## Task goal
Repeat the data below exactly, dropping any pictures it holds.

........

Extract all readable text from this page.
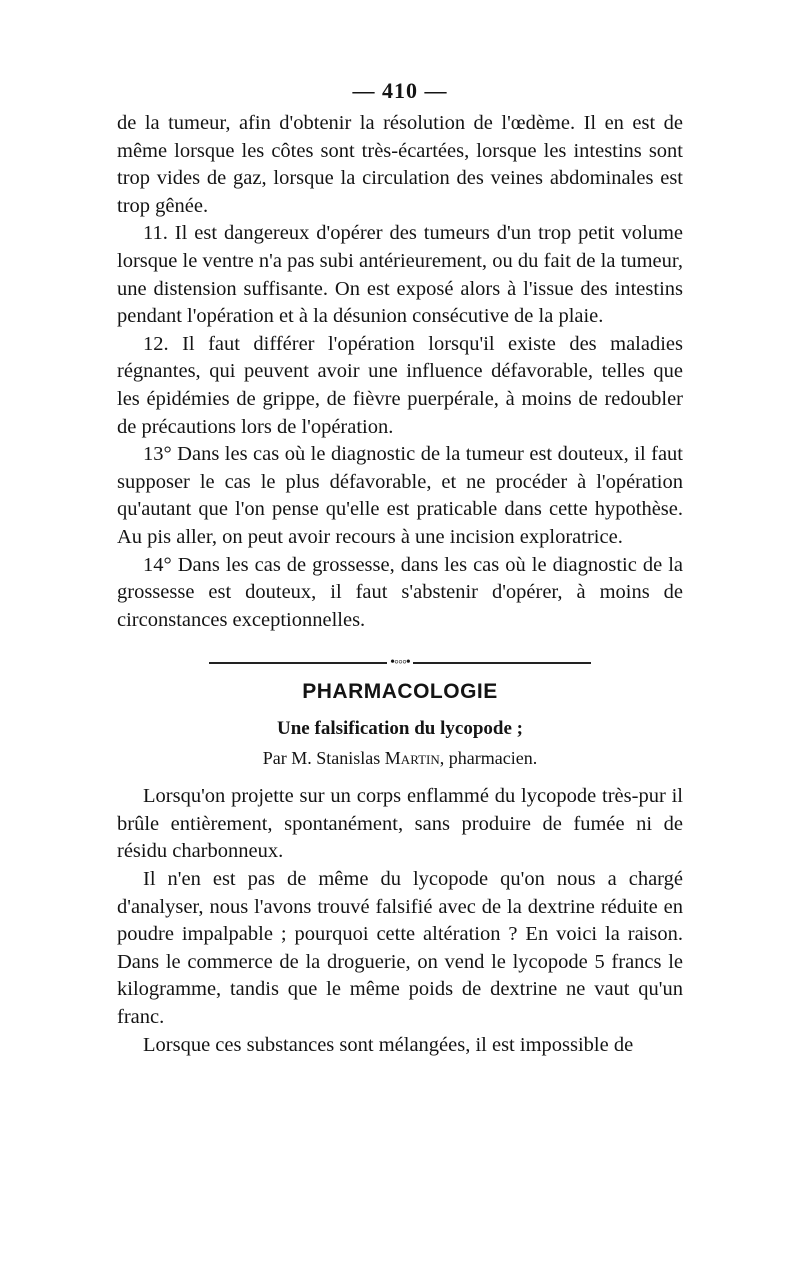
— 410 —

de la tumeur, afin d'obtenir la résolution de l'œdème. Il en est de même lorsque les côtes sont très-écartées, lorsque les intestins sont trop vides de gaz, lorsque la circulation des veines abdominales est trop gênée.

11. Il est dangereux d'opérer des tumeurs d'un trop petit volume lorsque le ventre n'a pas subi antérieurement, ou du fait de la tumeur, une distension suffisante. On est exposé alors à l'issue des intestins pendant l'opération et à la désunion consécutive de la plaie.

12. Il faut différer l'opération lorsqu'il existe des maladies régnantes, qui peuvent avoir une influence défavorable, telles que les épidémies de grippe, de fièvre puerpérale, à moins de redoubler de précautions lors de l'opération.

13° Dans les cas où le diagnostic de la tumeur est douteux, il faut supposer le cas le plus défavorable, et ne procéder à l'opération qu'autant que l'on pense qu'elle est praticable dans cette hypothèse. Au pis aller, on peut avoir recours à une incision exploratrice.

14° Dans les cas de grossesse, dans les cas où le diagnostic de la grossesse est douteux, il faut s'abstenir d'opérer, à moins de circonstances exceptionnelles.

•◦◦◦•
PHARMACOLOGIE
Une falsification du lycopode ;
Par M. Stanislas Martin, pharmacien.

Lorsqu'on projette sur un corps enflammé du lycopode très-pur il brûle entièrement, spontanément, sans produire de fumée ni de résidu charbonneux.

Il n'en est pas de même du lycopode qu'on nous a chargé d'analyser, nous l'avons trouvé falsifié avec de la dextrine réduite en poudre impalpable ; pourquoi cette altération ? En voici la raison. Dans le commerce de la droguerie, on vend le lycopode 5 francs le kilogramme, tandis que le même poids de dextrine ne vaut qu'un franc.

Lorsque ces substances sont mélangées, il est impossible de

........

## Final result
Extract all readable text from this page.
— 410 —

de la tumeur, afin d'obtenir la résolution de l'œdème. Il en est de même lorsque les côtes sont très-écartées, lorsque les intestins sont trop vides de gaz, lorsque la circulation des veines abdominales est trop gênée.

11. Il est dangereux d'opérer des tumeurs d'un trop petit volume lorsque le ventre n'a pas subi antérieurement, ou du fait de la tumeur, une distension suffisante. On est exposé alors à l'issue des intestins pendant l'opération et à la désunion consécutive de la plaie.

12. Il faut différer l'opération lorsqu'il existe des maladies régnantes, qui peuvent avoir une influence défavorable, telles que les épidémies de grippe, de fièvre puerpérale, à moins de redoubler de précautions lors de l'opération.

13° Dans les cas où le diagnostic de la tumeur est douteux, il faut supposer le cas le plus défavorable, et ne procéder à l'opération qu'autant que l'on pense qu'elle est praticable dans cette hypothèse. Au pis aller, on peut avoir recours à une incision exploratrice.

14° Dans les cas de grossesse, dans les cas où le diagnostic de la grossesse est douteux, il faut s'abstenir d'opérer, à moins de circonstances exceptionnelles.

•◦◦◦•
PHARMACOLOGIE
Une falsification du lycopode ;
Par M. Stanislas Martin, pharmacien.

Lorsqu'on projette sur un corps enflammé du lycopode très-pur il brûle entièrement, spontanément, sans produire de fumée ni de résidu charbonneux.

Il n'en est pas de même du lycopode qu'on nous a chargé d'analyser, nous l'avons trouvé falsifié avec de la dextrine réduite en poudre impalpable ; pourquoi cette altération ? En voici la raison. Dans le commerce de la droguerie, on vend le lycopode 5 francs le kilogramme, tandis que le même poids de dextrine ne vaut qu'un franc.

Lorsque ces substances sont mélangées, il est impossible de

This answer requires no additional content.